**Task goal:** Count the lines in the data below that contain the string "Disabled", matching case exactly. Reply with the number alone.
==============================
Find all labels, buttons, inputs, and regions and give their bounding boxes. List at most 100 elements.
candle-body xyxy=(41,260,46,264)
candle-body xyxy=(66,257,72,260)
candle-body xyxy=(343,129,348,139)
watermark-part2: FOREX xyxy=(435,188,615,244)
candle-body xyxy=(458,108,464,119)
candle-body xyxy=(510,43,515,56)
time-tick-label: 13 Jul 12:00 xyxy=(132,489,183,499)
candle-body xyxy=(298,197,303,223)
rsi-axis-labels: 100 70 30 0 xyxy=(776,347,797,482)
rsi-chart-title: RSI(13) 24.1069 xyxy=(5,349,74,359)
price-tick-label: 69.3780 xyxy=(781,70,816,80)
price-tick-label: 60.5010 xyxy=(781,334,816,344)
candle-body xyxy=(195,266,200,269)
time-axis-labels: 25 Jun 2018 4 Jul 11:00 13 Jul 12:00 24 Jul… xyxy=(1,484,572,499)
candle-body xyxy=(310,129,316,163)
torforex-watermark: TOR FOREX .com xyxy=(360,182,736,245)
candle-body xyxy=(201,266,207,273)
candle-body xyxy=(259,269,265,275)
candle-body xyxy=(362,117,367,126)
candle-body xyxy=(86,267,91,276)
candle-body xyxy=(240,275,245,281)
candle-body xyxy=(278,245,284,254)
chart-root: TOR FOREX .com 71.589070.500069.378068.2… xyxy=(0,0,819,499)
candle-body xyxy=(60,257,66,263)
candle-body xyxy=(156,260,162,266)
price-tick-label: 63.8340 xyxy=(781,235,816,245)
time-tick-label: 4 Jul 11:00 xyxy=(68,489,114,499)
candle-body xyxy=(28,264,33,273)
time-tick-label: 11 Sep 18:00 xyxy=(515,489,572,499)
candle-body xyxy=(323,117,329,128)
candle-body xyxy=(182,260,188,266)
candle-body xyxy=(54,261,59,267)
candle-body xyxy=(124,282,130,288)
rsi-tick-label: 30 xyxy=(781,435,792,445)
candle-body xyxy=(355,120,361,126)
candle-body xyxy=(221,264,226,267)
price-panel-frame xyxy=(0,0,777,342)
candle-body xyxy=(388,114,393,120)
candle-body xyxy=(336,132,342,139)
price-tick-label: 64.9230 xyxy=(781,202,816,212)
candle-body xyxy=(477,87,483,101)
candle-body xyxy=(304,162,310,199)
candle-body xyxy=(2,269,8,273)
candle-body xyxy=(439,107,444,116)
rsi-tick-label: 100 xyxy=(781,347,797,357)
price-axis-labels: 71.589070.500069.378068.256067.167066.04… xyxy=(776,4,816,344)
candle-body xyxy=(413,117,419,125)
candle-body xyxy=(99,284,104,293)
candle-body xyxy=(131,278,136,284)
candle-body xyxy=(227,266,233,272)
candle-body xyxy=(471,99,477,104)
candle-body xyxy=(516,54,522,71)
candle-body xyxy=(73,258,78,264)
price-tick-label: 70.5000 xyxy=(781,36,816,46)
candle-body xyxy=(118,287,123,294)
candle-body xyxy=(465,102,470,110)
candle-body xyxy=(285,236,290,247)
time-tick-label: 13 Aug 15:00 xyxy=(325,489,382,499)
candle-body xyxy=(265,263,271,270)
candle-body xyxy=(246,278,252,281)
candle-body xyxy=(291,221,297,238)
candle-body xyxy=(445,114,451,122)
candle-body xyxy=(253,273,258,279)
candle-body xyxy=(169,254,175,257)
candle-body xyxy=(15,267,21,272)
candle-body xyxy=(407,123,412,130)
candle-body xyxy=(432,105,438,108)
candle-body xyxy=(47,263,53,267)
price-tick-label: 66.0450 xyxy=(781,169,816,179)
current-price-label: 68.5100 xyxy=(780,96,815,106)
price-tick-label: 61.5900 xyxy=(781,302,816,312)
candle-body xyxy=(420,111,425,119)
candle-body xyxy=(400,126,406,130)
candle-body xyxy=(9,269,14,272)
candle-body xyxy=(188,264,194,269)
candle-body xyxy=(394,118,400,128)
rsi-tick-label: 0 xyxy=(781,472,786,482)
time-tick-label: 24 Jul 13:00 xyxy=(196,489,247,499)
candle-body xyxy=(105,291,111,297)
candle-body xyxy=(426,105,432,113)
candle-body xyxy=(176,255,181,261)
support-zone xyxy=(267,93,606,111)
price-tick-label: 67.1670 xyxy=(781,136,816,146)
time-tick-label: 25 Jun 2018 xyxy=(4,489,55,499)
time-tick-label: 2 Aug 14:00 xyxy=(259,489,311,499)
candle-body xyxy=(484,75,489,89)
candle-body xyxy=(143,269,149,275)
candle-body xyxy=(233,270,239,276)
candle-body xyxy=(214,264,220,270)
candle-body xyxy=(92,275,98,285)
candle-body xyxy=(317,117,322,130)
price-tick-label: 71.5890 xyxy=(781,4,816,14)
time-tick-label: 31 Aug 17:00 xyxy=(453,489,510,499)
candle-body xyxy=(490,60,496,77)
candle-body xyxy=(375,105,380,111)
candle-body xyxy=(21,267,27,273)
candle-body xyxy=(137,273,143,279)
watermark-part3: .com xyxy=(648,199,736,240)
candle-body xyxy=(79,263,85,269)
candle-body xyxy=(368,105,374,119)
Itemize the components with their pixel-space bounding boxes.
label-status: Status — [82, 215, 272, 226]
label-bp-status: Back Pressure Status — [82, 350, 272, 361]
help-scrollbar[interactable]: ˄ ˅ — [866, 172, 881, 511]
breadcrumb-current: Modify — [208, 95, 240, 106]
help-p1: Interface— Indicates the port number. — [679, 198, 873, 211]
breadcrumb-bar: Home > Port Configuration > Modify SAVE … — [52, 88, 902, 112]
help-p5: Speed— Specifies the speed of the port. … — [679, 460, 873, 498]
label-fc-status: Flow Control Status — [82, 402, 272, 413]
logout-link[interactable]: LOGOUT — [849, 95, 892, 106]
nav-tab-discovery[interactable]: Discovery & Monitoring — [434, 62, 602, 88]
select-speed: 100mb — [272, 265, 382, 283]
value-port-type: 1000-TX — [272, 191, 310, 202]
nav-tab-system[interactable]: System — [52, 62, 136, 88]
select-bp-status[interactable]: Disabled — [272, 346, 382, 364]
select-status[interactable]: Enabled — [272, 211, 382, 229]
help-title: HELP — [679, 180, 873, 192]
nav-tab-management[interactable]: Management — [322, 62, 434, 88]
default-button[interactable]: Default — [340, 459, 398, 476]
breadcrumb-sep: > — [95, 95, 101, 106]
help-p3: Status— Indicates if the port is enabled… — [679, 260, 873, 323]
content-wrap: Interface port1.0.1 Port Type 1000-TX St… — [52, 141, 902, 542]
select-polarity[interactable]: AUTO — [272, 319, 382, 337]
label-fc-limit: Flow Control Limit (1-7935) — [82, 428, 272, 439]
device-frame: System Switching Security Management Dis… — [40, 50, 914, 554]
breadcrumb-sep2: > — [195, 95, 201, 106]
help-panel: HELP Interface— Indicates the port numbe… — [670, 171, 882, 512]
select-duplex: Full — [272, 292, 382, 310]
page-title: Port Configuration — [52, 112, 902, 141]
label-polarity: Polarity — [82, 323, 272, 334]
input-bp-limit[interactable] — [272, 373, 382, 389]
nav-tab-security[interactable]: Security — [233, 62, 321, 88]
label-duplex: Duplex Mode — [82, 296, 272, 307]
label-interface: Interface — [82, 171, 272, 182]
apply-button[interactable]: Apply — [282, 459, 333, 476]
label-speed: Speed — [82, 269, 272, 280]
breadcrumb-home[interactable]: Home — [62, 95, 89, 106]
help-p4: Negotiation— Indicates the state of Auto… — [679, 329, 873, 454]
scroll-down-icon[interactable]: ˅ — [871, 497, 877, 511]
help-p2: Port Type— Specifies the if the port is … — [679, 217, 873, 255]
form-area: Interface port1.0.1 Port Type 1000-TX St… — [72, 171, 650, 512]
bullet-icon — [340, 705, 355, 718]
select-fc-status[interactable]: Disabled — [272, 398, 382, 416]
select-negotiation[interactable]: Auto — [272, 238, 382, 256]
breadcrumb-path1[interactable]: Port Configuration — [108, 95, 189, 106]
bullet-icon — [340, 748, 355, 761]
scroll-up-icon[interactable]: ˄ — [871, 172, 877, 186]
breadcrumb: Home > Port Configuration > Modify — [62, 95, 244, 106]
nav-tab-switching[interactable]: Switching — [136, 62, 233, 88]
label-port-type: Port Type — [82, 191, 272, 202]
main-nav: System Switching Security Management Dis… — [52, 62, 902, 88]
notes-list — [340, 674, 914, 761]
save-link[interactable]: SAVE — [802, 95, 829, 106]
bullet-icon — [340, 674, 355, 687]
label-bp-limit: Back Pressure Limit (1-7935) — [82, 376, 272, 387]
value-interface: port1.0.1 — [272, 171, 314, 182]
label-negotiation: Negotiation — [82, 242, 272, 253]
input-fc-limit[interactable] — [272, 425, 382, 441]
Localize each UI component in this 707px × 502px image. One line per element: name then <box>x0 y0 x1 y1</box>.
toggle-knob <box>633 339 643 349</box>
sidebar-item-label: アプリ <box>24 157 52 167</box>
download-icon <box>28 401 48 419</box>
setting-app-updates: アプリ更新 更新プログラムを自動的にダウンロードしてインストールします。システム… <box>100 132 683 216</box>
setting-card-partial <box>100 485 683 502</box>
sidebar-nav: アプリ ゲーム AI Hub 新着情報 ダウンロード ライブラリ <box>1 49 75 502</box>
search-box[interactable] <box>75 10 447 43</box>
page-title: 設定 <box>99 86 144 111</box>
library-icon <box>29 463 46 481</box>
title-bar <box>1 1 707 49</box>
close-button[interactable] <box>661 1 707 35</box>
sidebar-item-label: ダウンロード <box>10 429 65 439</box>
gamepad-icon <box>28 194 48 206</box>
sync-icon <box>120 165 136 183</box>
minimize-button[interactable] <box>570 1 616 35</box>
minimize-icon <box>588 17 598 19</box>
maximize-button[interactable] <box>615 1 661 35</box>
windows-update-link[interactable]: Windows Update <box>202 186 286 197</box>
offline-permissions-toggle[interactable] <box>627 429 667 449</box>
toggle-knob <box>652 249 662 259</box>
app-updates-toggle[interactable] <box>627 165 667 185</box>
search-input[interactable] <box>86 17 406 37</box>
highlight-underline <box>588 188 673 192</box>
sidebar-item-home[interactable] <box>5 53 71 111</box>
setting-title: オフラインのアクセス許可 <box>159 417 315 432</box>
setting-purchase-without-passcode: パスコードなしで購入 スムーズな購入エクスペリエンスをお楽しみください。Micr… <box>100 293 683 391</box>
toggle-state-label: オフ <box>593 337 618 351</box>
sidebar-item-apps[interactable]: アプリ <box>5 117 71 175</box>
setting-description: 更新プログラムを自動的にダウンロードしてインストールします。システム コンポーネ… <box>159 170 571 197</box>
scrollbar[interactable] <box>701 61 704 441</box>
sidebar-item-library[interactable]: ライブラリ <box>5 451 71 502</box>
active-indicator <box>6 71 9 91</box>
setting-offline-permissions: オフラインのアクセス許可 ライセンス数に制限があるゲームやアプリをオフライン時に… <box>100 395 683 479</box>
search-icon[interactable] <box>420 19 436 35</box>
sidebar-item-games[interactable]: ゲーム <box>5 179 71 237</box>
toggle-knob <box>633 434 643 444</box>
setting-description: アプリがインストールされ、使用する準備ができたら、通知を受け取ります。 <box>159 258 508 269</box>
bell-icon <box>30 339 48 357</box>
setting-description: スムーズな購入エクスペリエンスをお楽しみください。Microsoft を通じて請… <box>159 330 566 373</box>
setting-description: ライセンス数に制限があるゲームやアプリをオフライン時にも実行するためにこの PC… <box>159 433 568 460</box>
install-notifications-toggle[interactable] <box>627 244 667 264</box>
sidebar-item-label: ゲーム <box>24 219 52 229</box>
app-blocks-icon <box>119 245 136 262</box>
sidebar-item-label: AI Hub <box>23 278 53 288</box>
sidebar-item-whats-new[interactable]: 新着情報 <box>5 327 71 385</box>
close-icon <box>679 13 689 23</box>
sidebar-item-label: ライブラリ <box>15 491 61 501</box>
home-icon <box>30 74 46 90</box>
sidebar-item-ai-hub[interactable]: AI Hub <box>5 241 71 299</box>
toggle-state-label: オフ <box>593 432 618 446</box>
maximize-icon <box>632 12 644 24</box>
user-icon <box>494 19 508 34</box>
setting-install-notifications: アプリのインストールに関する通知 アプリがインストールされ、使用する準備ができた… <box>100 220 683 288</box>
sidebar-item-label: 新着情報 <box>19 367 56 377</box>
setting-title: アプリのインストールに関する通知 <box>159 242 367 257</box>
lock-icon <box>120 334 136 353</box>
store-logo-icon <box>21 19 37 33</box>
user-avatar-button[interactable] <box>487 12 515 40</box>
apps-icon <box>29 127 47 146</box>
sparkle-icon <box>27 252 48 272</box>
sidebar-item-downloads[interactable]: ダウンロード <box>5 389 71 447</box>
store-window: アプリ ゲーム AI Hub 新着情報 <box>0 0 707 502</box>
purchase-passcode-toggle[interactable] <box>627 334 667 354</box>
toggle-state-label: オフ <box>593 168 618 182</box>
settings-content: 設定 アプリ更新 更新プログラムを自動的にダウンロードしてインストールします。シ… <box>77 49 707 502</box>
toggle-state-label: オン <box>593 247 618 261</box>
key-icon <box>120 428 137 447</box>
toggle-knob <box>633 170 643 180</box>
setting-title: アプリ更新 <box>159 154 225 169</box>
==============================
**Solution to the exercise:** 2